> Your objective
Copy out the blog post on Ikigai below in full, word for word.

Hannah's Web log

Ikigai

5 November, 2025 | 2 minute read

Ikigai is a Japanese concept around the "meaning of life" that you've probably seen represented in popular culture as a diagram of four overlapping circles. What you love, what you're good at, what you can be paid for, and what the world needs. The ideal is all of these align into a sense of purpose. I have found it a helpful way to think about how one spends their time. Here's a diagram, I've added some of my own annotations:

Humorous Ikigai diagram with four overlapping circles: what you love, what you're good at, what you can be paid for, and what the world needs. Labels include 'guilty pleasures', 'well-practiced chores', 'will work for food', 'stuff you think you should do', and intersections like 'capitalist cog', 'emotional labour', 'charmed life', and 'reluctant expertise'. A pink circle off to the side reads 'In hell'.

Adapted from Eugenio Hansen, OFS and shared under a CC BY-SA 4.0 license.

The Four Circles on Their Own:

In practice, I think the Venn diagram between enjoy and good at is almost a circle. You enjoy things because you excel at them - or you've become good at them because you enjoy doing them. Or both, in a kind of chicken-and-egg loop.

The overlap between love, need, and good at but not paid is what I've labelled emotional labour. That's where the unpaid work of maintaining human relationships usually lives: care, patience, listening, demonstrating practical love. I believe in keeping emotional labour out of one's paid work, which is why I've placed it here.

> Material shown
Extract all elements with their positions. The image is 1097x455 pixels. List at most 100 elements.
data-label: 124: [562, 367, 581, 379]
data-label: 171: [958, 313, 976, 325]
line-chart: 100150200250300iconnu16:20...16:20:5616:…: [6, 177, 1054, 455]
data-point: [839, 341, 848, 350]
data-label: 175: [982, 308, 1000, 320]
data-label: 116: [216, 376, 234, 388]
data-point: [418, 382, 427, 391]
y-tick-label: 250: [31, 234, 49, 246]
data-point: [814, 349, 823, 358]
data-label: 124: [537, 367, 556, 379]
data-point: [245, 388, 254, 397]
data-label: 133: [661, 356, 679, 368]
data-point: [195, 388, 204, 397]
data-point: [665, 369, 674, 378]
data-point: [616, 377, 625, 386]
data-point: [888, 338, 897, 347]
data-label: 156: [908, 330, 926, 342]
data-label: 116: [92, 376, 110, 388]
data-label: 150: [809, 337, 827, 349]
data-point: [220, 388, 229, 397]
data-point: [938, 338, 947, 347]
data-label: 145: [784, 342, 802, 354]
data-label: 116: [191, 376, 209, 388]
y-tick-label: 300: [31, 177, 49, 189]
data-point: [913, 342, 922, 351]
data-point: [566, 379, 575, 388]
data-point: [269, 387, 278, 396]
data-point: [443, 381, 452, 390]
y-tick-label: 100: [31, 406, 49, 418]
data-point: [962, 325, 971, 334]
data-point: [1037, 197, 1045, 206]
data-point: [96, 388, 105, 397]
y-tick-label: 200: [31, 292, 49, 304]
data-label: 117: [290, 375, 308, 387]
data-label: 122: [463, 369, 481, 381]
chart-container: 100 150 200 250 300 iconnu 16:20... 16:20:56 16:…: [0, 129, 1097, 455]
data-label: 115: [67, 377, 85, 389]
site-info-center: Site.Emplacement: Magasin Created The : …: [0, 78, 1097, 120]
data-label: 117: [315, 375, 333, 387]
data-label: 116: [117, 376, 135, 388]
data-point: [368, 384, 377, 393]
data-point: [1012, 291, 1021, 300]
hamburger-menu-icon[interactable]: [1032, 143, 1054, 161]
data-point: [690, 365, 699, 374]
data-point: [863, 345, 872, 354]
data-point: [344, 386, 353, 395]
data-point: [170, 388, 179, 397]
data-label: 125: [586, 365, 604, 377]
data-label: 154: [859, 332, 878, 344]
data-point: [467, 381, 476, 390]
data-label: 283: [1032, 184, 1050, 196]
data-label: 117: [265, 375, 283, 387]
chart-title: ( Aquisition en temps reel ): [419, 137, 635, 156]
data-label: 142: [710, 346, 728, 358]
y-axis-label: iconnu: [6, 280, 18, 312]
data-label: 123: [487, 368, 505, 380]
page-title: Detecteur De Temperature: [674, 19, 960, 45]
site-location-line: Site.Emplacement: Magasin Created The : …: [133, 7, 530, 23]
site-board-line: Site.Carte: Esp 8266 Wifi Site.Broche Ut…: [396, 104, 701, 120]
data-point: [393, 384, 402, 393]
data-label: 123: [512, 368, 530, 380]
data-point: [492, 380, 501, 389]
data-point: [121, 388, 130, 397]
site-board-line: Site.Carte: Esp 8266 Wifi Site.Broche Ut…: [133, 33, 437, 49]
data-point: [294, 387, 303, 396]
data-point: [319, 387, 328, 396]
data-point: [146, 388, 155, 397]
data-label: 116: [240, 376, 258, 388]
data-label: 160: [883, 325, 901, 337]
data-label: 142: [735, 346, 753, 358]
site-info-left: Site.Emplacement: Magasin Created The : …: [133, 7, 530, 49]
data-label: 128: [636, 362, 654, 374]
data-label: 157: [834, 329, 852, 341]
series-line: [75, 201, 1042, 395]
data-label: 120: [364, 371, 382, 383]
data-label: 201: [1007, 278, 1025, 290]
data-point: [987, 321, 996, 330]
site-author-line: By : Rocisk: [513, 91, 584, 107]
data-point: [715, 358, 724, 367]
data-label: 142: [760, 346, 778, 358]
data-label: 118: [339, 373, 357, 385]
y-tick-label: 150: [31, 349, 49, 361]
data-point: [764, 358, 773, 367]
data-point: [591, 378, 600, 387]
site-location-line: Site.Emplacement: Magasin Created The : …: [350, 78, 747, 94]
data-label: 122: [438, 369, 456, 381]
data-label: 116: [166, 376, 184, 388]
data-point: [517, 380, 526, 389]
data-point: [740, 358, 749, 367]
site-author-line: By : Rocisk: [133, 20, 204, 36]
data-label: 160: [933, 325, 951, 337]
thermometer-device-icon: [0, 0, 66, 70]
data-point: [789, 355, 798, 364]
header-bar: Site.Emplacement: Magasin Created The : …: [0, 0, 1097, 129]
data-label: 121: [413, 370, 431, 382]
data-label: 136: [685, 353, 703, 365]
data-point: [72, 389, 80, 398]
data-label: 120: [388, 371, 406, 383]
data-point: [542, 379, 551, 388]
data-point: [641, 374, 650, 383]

> Response area
Hannah's Web log

Ikigai

5 November, 2025 | 2 minute read

Ikigai is a Japanese concept around the "meaning of life" that you've probably seen represented in popular culture as a diagram of four overlapping circles. What you love, what you're good at, what you can be paid for, and what the world needs. The ideal is all of these align into a sense of purpose. I have found it a helpful way to think about how one spends their time. Here's a diagram, I've added some of my own annotations:

Humorous Ikigai diagram with four overlapping circles: what you love, what you're good at, what you can be paid for, and what the world needs. Labels include 'guilty pleasures', 'well-practiced chores', 'will work for food', 'stuff you think you should do', and intersections like 'capitalist cog', 'emotional labour', 'charmed life', and 'reluctant expertise'. A pink circle off to the side reads 'In hell'.

Adapted from Eugenio Hansen, OFS and shared under a CC BY-SA 4.0 license.

The Four Circles on Their Own:

In practice, I think the Venn diagram between enjoy and good at is almost a circle. You enjoy things because you excel at them - or you've become good at them because you enjoy doing them. Or both, in a kind of chicken-and-egg loop.

The overlap between love, need, and good at but not paid is what I've labelled emotional labour. That's where the unpaid work of maintaining human relationships usually lives: care, patience, listening, demonstrating practical love. I believe in keeping emotional labour out of one's paid work, which is why I've placed it here.